Problem details: Among the entries below, find the lines with "title" and copy them.

Dataset excerpt:
## BEGIN
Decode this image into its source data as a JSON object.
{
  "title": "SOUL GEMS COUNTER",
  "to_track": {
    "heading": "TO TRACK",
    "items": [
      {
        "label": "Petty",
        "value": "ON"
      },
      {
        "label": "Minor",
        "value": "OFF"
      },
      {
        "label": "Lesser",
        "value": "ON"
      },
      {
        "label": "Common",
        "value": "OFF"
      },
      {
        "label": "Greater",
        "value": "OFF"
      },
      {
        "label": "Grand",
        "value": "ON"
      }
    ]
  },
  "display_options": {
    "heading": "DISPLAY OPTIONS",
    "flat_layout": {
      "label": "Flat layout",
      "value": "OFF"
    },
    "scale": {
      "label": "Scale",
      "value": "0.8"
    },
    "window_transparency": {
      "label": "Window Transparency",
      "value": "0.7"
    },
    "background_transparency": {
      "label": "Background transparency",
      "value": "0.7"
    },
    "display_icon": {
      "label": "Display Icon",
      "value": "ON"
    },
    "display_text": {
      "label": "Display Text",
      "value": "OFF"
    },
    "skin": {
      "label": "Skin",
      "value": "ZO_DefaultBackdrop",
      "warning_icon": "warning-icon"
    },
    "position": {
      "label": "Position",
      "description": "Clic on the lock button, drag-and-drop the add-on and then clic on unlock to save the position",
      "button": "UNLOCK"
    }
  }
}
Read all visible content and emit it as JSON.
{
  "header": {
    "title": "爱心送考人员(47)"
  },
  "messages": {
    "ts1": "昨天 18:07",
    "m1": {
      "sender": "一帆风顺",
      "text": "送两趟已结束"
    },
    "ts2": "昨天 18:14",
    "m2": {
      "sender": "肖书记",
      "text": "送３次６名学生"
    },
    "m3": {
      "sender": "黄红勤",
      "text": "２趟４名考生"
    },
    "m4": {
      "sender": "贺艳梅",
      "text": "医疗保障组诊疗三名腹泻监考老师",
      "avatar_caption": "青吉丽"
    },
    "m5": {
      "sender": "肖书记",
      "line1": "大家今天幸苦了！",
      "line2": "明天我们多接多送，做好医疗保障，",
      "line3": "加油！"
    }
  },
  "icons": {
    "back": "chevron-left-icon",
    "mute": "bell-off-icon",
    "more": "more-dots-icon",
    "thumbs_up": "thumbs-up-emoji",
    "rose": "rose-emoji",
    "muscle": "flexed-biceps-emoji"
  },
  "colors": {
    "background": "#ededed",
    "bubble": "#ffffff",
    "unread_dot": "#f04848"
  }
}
## END
Written reply:
  "title": "SOUL GEMS COUNTER",
    "title": "爱心送考人员(47)"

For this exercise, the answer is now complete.